** START OF Data extract **

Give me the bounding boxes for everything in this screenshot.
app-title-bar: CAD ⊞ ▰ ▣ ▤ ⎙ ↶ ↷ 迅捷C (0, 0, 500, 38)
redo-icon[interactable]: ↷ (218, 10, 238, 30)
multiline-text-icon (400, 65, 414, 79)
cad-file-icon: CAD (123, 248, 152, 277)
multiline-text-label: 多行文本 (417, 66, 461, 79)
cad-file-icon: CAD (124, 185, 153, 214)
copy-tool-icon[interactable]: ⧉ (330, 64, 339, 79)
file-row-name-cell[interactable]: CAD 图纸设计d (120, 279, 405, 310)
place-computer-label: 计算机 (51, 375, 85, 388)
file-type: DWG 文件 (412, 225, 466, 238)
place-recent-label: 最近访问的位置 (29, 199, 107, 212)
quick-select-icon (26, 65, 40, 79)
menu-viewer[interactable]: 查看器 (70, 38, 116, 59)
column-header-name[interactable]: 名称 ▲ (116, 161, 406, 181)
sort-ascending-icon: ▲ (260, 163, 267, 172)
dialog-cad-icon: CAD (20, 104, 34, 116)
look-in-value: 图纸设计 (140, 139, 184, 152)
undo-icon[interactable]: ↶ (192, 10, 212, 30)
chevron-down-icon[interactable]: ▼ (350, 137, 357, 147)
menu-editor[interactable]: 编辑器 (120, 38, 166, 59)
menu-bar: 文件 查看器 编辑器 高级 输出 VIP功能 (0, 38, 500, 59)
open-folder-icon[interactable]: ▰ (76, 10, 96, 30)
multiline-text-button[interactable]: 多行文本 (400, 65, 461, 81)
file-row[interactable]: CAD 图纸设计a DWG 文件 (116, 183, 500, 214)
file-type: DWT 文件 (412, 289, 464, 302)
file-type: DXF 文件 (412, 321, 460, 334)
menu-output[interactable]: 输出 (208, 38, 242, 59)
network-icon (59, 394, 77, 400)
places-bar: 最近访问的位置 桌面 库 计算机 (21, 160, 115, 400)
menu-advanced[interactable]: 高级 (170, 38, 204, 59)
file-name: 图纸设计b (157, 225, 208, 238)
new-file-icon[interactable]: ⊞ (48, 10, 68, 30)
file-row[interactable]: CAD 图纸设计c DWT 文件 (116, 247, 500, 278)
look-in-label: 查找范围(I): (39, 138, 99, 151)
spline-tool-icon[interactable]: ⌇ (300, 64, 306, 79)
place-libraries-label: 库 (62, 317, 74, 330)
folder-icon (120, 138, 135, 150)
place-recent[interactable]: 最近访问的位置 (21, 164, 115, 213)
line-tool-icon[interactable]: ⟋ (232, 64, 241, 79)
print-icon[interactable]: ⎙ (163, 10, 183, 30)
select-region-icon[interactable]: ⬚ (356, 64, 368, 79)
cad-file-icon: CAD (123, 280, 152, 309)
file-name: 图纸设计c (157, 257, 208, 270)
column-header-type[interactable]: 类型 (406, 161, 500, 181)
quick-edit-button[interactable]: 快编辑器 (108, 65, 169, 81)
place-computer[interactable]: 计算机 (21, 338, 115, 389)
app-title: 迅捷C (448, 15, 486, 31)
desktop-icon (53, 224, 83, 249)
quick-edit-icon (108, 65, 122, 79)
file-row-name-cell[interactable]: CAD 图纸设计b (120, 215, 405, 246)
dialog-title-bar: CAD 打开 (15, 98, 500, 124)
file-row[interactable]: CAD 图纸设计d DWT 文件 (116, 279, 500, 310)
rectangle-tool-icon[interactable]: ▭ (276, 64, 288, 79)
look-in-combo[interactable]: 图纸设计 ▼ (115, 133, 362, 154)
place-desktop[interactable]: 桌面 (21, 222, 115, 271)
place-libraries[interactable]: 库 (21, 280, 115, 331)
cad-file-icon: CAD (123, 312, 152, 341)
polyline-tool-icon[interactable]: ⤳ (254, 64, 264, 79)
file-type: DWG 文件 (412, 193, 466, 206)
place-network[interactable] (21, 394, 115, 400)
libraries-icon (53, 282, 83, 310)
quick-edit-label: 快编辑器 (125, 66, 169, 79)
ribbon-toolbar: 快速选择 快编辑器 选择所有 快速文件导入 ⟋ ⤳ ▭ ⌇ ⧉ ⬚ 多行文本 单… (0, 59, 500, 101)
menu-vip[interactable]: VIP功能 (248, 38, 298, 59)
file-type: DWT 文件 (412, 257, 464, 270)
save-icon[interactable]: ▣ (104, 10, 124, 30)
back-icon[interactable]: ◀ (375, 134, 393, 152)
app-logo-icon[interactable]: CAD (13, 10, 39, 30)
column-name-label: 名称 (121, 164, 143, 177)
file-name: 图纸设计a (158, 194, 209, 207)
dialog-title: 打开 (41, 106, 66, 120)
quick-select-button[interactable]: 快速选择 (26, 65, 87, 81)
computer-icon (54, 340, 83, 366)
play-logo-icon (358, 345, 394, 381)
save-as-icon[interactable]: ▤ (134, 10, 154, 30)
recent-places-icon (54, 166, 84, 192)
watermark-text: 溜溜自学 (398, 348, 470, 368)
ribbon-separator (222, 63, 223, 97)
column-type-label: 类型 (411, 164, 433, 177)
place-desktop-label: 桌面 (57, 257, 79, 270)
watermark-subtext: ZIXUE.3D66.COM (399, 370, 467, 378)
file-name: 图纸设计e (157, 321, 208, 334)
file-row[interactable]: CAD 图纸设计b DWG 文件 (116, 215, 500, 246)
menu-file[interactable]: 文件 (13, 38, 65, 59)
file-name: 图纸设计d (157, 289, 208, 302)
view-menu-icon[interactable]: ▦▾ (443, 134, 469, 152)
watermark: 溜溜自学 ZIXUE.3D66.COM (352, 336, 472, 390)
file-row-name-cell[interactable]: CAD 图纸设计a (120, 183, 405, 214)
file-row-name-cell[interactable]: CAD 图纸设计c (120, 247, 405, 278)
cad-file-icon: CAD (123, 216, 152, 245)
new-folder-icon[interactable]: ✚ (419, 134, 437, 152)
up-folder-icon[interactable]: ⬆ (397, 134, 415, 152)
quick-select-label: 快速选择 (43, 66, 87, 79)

** END OF Data extract **

Update all the entries, changing every "cad-file-icon" to "drawing-file-icon" and leaving everything else unchanged.

**Final result**
Give me the bounding boxes for everything in this screenshot.
app-title-bar: CAD ⊞ ▰ ▣ ▤ ⎙ ↶ ↷ 迅捷C (0, 0, 500, 38)
redo-icon[interactable]: ↷ (218, 10, 238, 30)
multiline-text-icon (400, 65, 414, 79)
drawing-file-icon: CAD (123, 248, 152, 277)
multiline-text-label: 多行文本 (417, 66, 461, 79)
drawing-file-icon: CAD (124, 185, 153, 214)
copy-tool-icon[interactable]: ⧉ (330, 64, 339, 79)
file-row-name-cell[interactable]: CAD 图纸设计d (120, 279, 405, 310)
place-computer-label: 计算机 (51, 375, 85, 388)
file-type: DWG 文件 (412, 225, 466, 238)
place-recent-label: 最近访问的位置 (29, 199, 107, 212)
quick-select-icon (26, 65, 40, 79)
menu-viewer[interactable]: 查看器 (70, 38, 116, 59)
column-header-name[interactable]: 名称 ▲ (116, 161, 406, 181)
sort-ascending-icon: ▲ (260, 163, 267, 172)
dialog-cad-icon: CAD (20, 104, 34, 116)
look-in-value: 图纸设计 (140, 139, 184, 152)
undo-icon[interactable]: ↶ (192, 10, 212, 30)
chevron-down-icon[interactable]: ▼ (350, 137, 357, 147)
menu-editor[interactable]: 编辑器 (120, 38, 166, 59)
menu-bar: 文件 查看器 编辑器 高级 输出 VIP功能 (0, 38, 500, 59)
open-folder-icon[interactable]: ▰ (76, 10, 96, 30)
multiline-text-button[interactable]: 多行文本 (400, 65, 461, 81)
file-row[interactable]: CAD 图纸设计a DWG 文件 (116, 183, 500, 214)
file-type: DWT 文件 (412, 289, 464, 302)
file-type: DXF 文件 (412, 321, 460, 334)
menu-output[interactable]: 输出 (208, 38, 242, 59)
network-icon (59, 394, 77, 400)
places-bar: 最近访问的位置 桌面 库 计算机 (21, 160, 115, 400)
menu-advanced[interactable]: 高级 (170, 38, 204, 59)
file-name: 图纸设计b (157, 225, 208, 238)
new-file-icon[interactable]: ⊞ (48, 10, 68, 30)
file-row[interactable]: CAD 图纸设计c DWT 文件 (116, 247, 500, 278)
look-in-label: 查找范围(I): (39, 138, 99, 151)
spline-tool-icon[interactable]: ⌇ (300, 64, 306, 79)
place-libraries-label: 库 (62, 317, 74, 330)
folder-icon (120, 138, 135, 150)
place-recent[interactable]: 最近访问的位置 (21, 164, 115, 213)
line-tool-icon[interactable]: ⟋ (232, 64, 241, 79)
print-icon[interactable]: ⎙ (163, 10, 183, 30)
select-region-icon[interactable]: ⬚ (356, 64, 368, 79)
drawing-file-icon: CAD (123, 280, 152, 309)
file-name: 图纸设计c (157, 257, 208, 270)
column-header-type[interactable]: 类型 (406, 161, 500, 181)
quick-edit-button[interactable]: 快编辑器 (108, 65, 169, 81)
place-computer[interactable]: 计算机 (21, 338, 115, 389)
app-title: 迅捷C (448, 15, 486, 31)
desktop-icon (53, 224, 83, 249)
quick-edit-icon (108, 65, 122, 79)
file-row-name-cell[interactable]: CAD 图纸设计b (120, 215, 405, 246)
dialog-title-bar: CAD 打开 (15, 98, 500, 124)
file-row[interactable]: CAD 图纸设计d DWT 文件 (116, 279, 500, 310)
rectangle-tool-icon[interactable]: ▭ (276, 64, 288, 79)
look-in-combo[interactable]: 图纸设计 ▼ (115, 133, 362, 154)
place-desktop[interactable]: 桌面 (21, 222, 115, 271)
place-libraries[interactable]: 库 (21, 280, 115, 331)
drawing-file-icon: CAD (123, 312, 152, 341)
polyline-tool-icon[interactable]: ⤳ (254, 64, 264, 79)
file-type: DWG 文件 (412, 193, 466, 206)
place-network[interactable] (21, 394, 115, 400)
libraries-icon (53, 282, 83, 310)
quick-edit-label: 快编辑器 (125, 66, 169, 79)
ribbon-toolbar: 快速选择 快编辑器 选择所有 快速文件导入 ⟋ ⤳ ▭ ⌇ ⧉ ⬚ 多行文本 单… (0, 59, 500, 101)
menu-vip[interactable]: VIP功能 (248, 38, 298, 59)
file-type: DWT 文件 (412, 257, 464, 270)
save-icon[interactable]: ▣ (104, 10, 124, 30)
back-icon[interactable]: ◀ (375, 134, 393, 152)
app-logo-icon[interactable]: CAD (13, 10, 39, 30)
column-name-label: 名称 (121, 164, 143, 177)
file-name: 图纸设计a (158, 194, 209, 207)
dialog-title: 打开 (41, 106, 66, 120)
quick-select-button[interactable]: 快速选择 (26, 65, 87, 81)
computer-icon (54, 340, 83, 366)
play-logo-icon (358, 345, 394, 381)
save-as-icon[interactable]: ▤ (134, 10, 154, 30)
recent-places-icon (54, 166, 84, 192)
watermark-text: 溜溜自学 (398, 348, 470, 368)
ribbon-separator (222, 63, 223, 97)
column-type-label: 类型 (411, 164, 433, 177)
place-desktop-label: 桌面 (57, 257, 79, 270)
watermark-subtext: ZIXUE.3D66.COM (399, 370, 467, 378)
file-name: 图纸设计e (157, 321, 208, 334)
file-row[interactable]: CAD 图纸设计b DWG 文件 (116, 215, 500, 246)
menu-file[interactable]: 文件 (13, 38, 65, 59)
file-name: 图纸设计d (157, 289, 208, 302)
view-menu-icon[interactable]: ▦▾ (443, 134, 469, 152)
watermark: 溜溜自学 ZIXUE.3D66.COM (352, 336, 472, 390)
file-row-name-cell[interactable]: CAD 图纸设计a (120, 183, 405, 214)
file-row-name-cell[interactable]: CAD 图纸设计c (120, 247, 405, 278)
drawing-file-icon: CAD (123, 216, 152, 245)
new-folder-icon[interactable]: ✚ (419, 134, 437, 152)
up-folder-icon[interactable]: ⬆ (397, 134, 415, 152)
quick-select-label: 快速选择 (43, 66, 87, 79)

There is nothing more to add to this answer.